▸ What the task requires
Copy verbatim the part of the records that opens with the line containing "console-tab-active[interactable]: c:\ Microsoft" and closes with the line containing "console-output-line: 按任意键关闭此窗口. .", both lines included.

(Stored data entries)

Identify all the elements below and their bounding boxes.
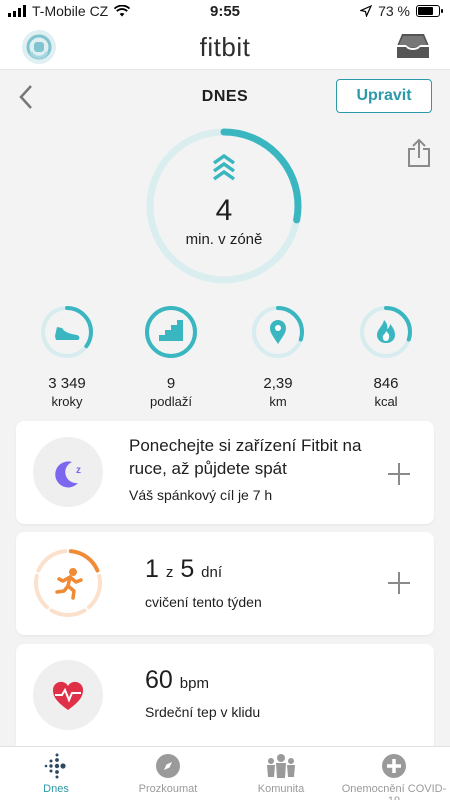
sleep-card-title: Ponechejte si zařízení Fitbit na ruce, a… [129, 436, 362, 478]
exercise-card-subtitle: cvičení tento týden [145, 594, 262, 610]
exercise-of-word: z [165, 564, 174, 581]
distance-value: 2,39 [263, 375, 293, 392]
inbox-icon[interactable] [396, 32, 430, 60]
tab-dnes[interactable]: Dnes [0, 753, 112, 795]
heart-rate-value: 60 [145, 666, 173, 694]
battery-percent: 73 % [378, 3, 410, 19]
flame-icon [377, 320, 395, 343]
tab-label: Onemocnění COVID-19 [341, 783, 447, 800]
sleep-icon-bubble: z [33, 437, 103, 507]
exercise-unit: dní [201, 564, 223, 581]
stat-distance[interactable]: 2,39 km [233, 305, 323, 409]
plus-circle-icon [382, 754, 406, 778]
stat-floors[interactable]: 9 podlaží [126, 305, 216, 409]
exercise-total-value: 5 [180, 555, 195, 583]
floors-ring [145, 306, 197, 358]
steps-ring [41, 306, 93, 358]
floors-value: 9 [166, 375, 176, 392]
heart-rate-card[interactable]: 60 bpm Srdeční tep v klidu [16, 644, 434, 754]
steps-label: kroky [51, 394, 83, 409]
compass-icon [156, 754, 180, 778]
floors-label: podlaží [150, 394, 192, 409]
exercise-day-segment [68, 549, 100, 573]
zone-minutes-value: 4 [215, 194, 233, 227]
exercise-day-segment [49, 608, 87, 617]
app-header: fitbit [0, 22, 450, 70]
sleep-card[interactable]: z Ponechejte si zařízení Fitbit na ruce,… [16, 421, 434, 524]
location-pin-icon [270, 320, 286, 344]
zone-minutes-icon [212, 154, 236, 181]
bottom-tab-bar: Dnes Prozkoumat Komunita Onemocnění COVI… [0, 746, 450, 800]
tab-prozkoumat[interactable]: Prozkoumat [112, 753, 224, 795]
exercise-day-segment [36, 549, 68, 573]
calories-label: kcal [374, 394, 398, 409]
sleep-card-subtitle: Váš spánkový cíl je 7 h [129, 487, 273, 503]
heart-rate-value-row: 60 bpm [145, 666, 209, 695]
distance-ring [252, 306, 304, 358]
moon-icon: z [55, 461, 81, 488]
stairs-icon [159, 320, 183, 341]
tab-label: Dnes [43, 783, 69, 795]
add-exercise-plus-icon[interactable] [386, 570, 412, 596]
location-arrow-icon [360, 5, 373, 17]
zone-minutes-caption: min. v zóně [185, 231, 263, 248]
runner-icon [55, 568, 83, 600]
tab-covid[interactable]: Onemocnění COVID-19 [338, 753, 450, 800]
heart-icon-bubble [33, 660, 103, 730]
exercise-card[interactable]: 1 z 5 dní cvičení tento týden [16, 532, 434, 635]
active-zone-ring[interactable]: 4 min. v zóně [144, 126, 304, 286]
calories-value: 846 [373, 375, 399, 392]
exercise-icon-bubble [33, 548, 103, 618]
heart-rate-subtitle: Srdeční tep v klidu [145, 704, 261, 720]
share-icon[interactable] [406, 138, 432, 168]
distance-label: km [269, 394, 287, 409]
tab-label: Prozkoumat [138, 783, 198, 795]
steps-value: 3 349 [48, 375, 86, 392]
stat-steps[interactable]: 3 349 kroky [22, 305, 112, 409]
sub-header: DNES Upravit [0, 71, 450, 123]
calories-ring [360, 306, 412, 358]
exercise-day-segment [34, 573, 50, 610]
exercise-count-value: 1 [145, 555, 159, 583]
exercise-count: 1 z 5 dní [145, 555, 222, 584]
battery-icon [416, 5, 443, 17]
fitbit-dots-icon [44, 753, 66, 779]
tab-label: Komunita [257, 783, 305, 795]
edit-button[interactable]: Upravit [336, 79, 432, 113]
svg-text:z: z [76, 465, 81, 476]
community-icon [267, 754, 295, 778]
exercise-day-segment [86, 573, 102, 610]
add-sleep-plus-icon[interactable] [386, 461, 412, 487]
shoe-icon [55, 327, 80, 340]
exercise-days-ring [34, 549, 102, 617]
heart-rate-unit: bpm [179, 675, 209, 692]
tab-komunita[interactable]: Komunita [225, 753, 337, 795]
stat-calories[interactable]: 846 kcal [341, 305, 431, 409]
status-bar: T-Mobile CZ 9:55 73 % [0, 0, 450, 22]
fitbit-logo: fitbit [199, 32, 251, 62]
heart-icon [52, 681, 84, 710]
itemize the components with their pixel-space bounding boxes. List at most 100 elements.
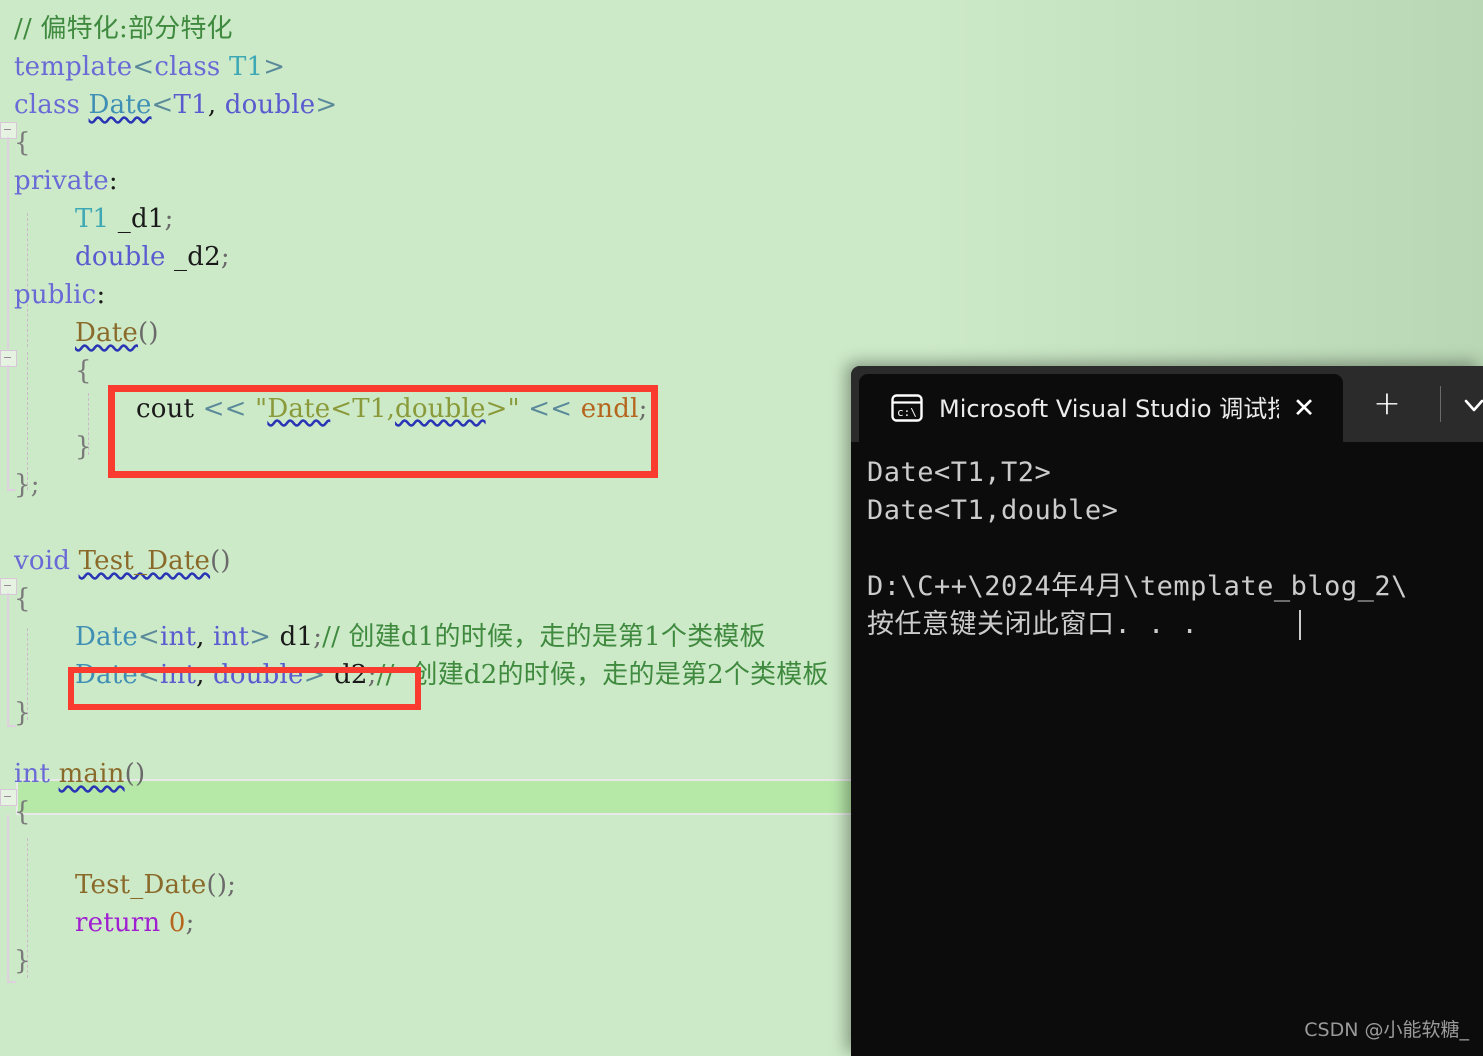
console-tab-active[interactable]: c:\ Microsoft Visual Studio 调试挖 ✕ — [859, 374, 1343, 442]
code-token: void — [14, 546, 71, 576]
code-token: _d1 — [109, 204, 165, 234]
code-token: int — [159, 622, 197, 652]
code-token: { — [75, 356, 92, 386]
code-token: < — [132, 52, 155, 82]
code-line[interactable]: { — [0, 124, 31, 162]
code-token: T1 — [173, 90, 208, 120]
code-token: // 偏特化:部分特化 — [14, 14, 233, 44]
console-caret — [1299, 610, 1301, 640]
code-line[interactable]: { — [0, 793, 31, 831]
code-token: > — [263, 52, 286, 82]
code-token: { — [14, 797, 31, 827]
code-token: main — [58, 759, 125, 789]
code-token: public — [14, 280, 97, 310]
code-token: () — [206, 870, 228, 900]
code-token: () — [137, 318, 159, 348]
code-token: _d2 — [165, 242, 221, 272]
code-line[interactable]: Date<int, int> d1;// 创建d1的时候，走的是第1个类模板 — [0, 618, 766, 656]
code-token: > — [315, 90, 338, 120]
code-token: int — [14, 759, 51, 789]
code-line[interactable]: }; — [0, 466, 40, 504]
code-token: double — [224, 90, 316, 120]
cout-statement-highlight — [108, 385, 658, 478]
console-output-area[interactable]: Date<T1,T2> Date<T1,double> D:\C++\2024年4… — [851, 442, 1483, 1056]
code-line[interactable]: { — [0, 352, 92, 390]
console-cmd-icon: c:\ — [891, 394, 923, 422]
code-line[interactable]: { — [0, 580, 31, 618]
code-token: // 创建d2的时候，走的是第2个类模板 — [376, 660, 829, 690]
code-token: private — [14, 166, 109, 196]
code-line[interactable]: int main() — [0, 755, 145, 793]
code-line[interactable]: Test_Date(); — [0, 866, 236, 904]
code-token: () — [210, 546, 231, 576]
code-token: d1 — [271, 622, 314, 652]
console-output-line: D:\C++\2024年4月\template_blog_2\ — [867, 571, 1408, 602]
code-line[interactable]: return 0; — [0, 904, 195, 942]
console-output-line: 按任意键关闭此窗口. . . — [867, 609, 1199, 640]
code-token: : — [96, 280, 106, 310]
csdn-watermark: CSDN @小能软糖_ — [1304, 1019, 1469, 1041]
code-token: Test_Date — [75, 870, 207, 900]
code-line[interactable] — [0, 831, 22, 869]
code-token: return — [75, 908, 161, 938]
code-token: ; — [220, 242, 230, 272]
code-token: , — [196, 622, 214, 652]
code-token: 0 — [168, 908, 186, 938]
chevron-down-icon[interactable] — [1461, 392, 1483, 418]
code-token: ; — [185, 908, 195, 938]
code-token: ; — [313, 622, 323, 652]
close-icon[interactable]: ✕ — [1289, 394, 1319, 424]
code-token: { — [14, 584, 31, 614]
code-line[interactable]: private: — [0, 162, 118, 200]
new-tab-icon[interactable]: + — [1371, 386, 1403, 420]
code-line[interactable]: } — [0, 694, 31, 732]
code-token: } — [14, 946, 31, 976]
code-line[interactable]: void Test_Date() — [0, 542, 231, 580]
code-token: T1 — [228, 52, 264, 82]
code-token: template — [14, 52, 133, 82]
code-line[interactable] — [0, 504, 22, 542]
code-token: } — [75, 432, 92, 462]
code-line[interactable]: } — [0, 428, 92, 466]
code-line[interactable]: double _d2; — [0, 238, 230, 276]
console-tab-bar[interactable]: c:\ Microsoft Visual Studio 调试挖 ✕ + — [851, 366, 1483, 442]
code-token: Date — [75, 622, 138, 652]
code-token: double — [75, 242, 166, 272]
code-token: class — [14, 90, 81, 120]
code-token: , — [207, 90, 225, 120]
code-token: // 创建d1的时候，走的是第1个类模板 — [322, 622, 766, 652]
code-token: > — [249, 622, 272, 652]
code-token: } — [14, 698, 31, 728]
code-line[interactable]: // 偏特化:部分特化 — [0, 10, 233, 48]
code-token: }; — [14, 470, 40, 500]
code-line[interactable]: class Date<T1, double> — [0, 86, 337, 124]
console-window[interactable]: c:\ Microsoft Visual Studio 调试挖 ✕ + Date… — [851, 366, 1483, 1056]
toolbar-divider — [1440, 386, 1441, 422]
code-line[interactable]: } — [0, 942, 31, 980]
console-output-line: Date<T1,double> — [867, 495, 1119, 526]
code-token: : — [108, 166, 118, 196]
code-token: < — [137, 622, 160, 652]
gutter-bracket-foot-main — [7, 981, 16, 983]
code-token: int — [213, 622, 250, 652]
code-token: Date — [88, 90, 152, 120]
code-line[interactable]: Date() — [0, 314, 159, 352]
code-token: { — [14, 128, 31, 158]
code-token: ; — [164, 204, 174, 234]
svg-text:c:\: c:\ — [897, 406, 917, 419]
code-token: < — [151, 90, 174, 120]
code-token: class — [154, 52, 221, 82]
code-line[interactable]: template<class T1> — [0, 48, 285, 86]
code-line[interactable]: T1 _d1; — [0, 200, 174, 238]
console-output-line: Date<T1,T2> — [867, 457, 1052, 488]
code-line[interactable]: public: — [0, 276, 105, 314]
code-token: Date — [75, 318, 138, 348]
code-token: () — [124, 759, 146, 789]
console-tab-title: Microsoft Visual Studio 调试挖 — [939, 395, 1279, 423]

▸ Result below
console-tab-active[interactable]: c:\ Microsoft Visual Studio 调试挖 ✕ — [859, 374, 1343, 442]
code-token: void — [14, 546, 71, 576]
code-token: _d1 — [109, 204, 165, 234]
code-token: int — [159, 622, 197, 652]
code-token: { — [75, 356, 92, 386]
code-token: < — [132, 52, 155, 82]
code-line[interactable]: { — [0, 124, 31, 162]
code-token: T1 — [173, 90, 208, 120]
code-token: // 偏特化:部分特化 — [14, 14, 233, 44]
console-caret — [1299, 610, 1301, 640]
code-line[interactable]: { — [0, 793, 31, 831]
code-token: > — [263, 52, 286, 82]
code-token: { — [14, 797, 31, 827]
code-token: main — [58, 759, 125, 789]
code-token: public — [14, 280, 97, 310]
code-token: () — [206, 870, 228, 900]
code-token: () — [137, 318, 159, 348]
code-token: _d2 — [165, 242, 221, 272]
code-line[interactable]: Date<int, int> d1;// 创建d1的时候，走的是第1个类模板 — [0, 618, 766, 656]
code-token: > — [315, 90, 338, 120]
code-token: int — [14, 759, 51, 789]
code-line[interactable]: }; — [0, 466, 40, 504]
code-token: double — [224, 90, 316, 120]
cout-statement-highlight — [108, 385, 658, 478]
console-output-area[interactable]: Date<T1,T2> Date<T1,double> D:\C++\2024年4… — [851, 442, 1483, 1056]
code-line[interactable]: { — [0, 352, 92, 390]
console-cmd-icon: c:\ — [891, 394, 923, 422]
code-line[interactable]: { — [0, 580, 31, 618]
code-token: // 创建d2的时候，走的是第2个类模板 — [376, 660, 829, 690]
code-token: private — [14, 166, 109, 196]
code-line[interactable]: int main() — [0, 755, 145, 793]
code-line[interactable]: Test_Date(); — [0, 866, 236, 904]
code-token: () — [210, 546, 231, 576]
code-token: d1 — [271, 622, 314, 652]
console-output-line: D:\C++\2024年4月\template_blog_2\ — [867, 571, 1408, 602]
code-line[interactable]: return 0; — [0, 904, 195, 942]
console-output-line: 按任意键关闭此窗口. . . — [867, 609, 1199, 640]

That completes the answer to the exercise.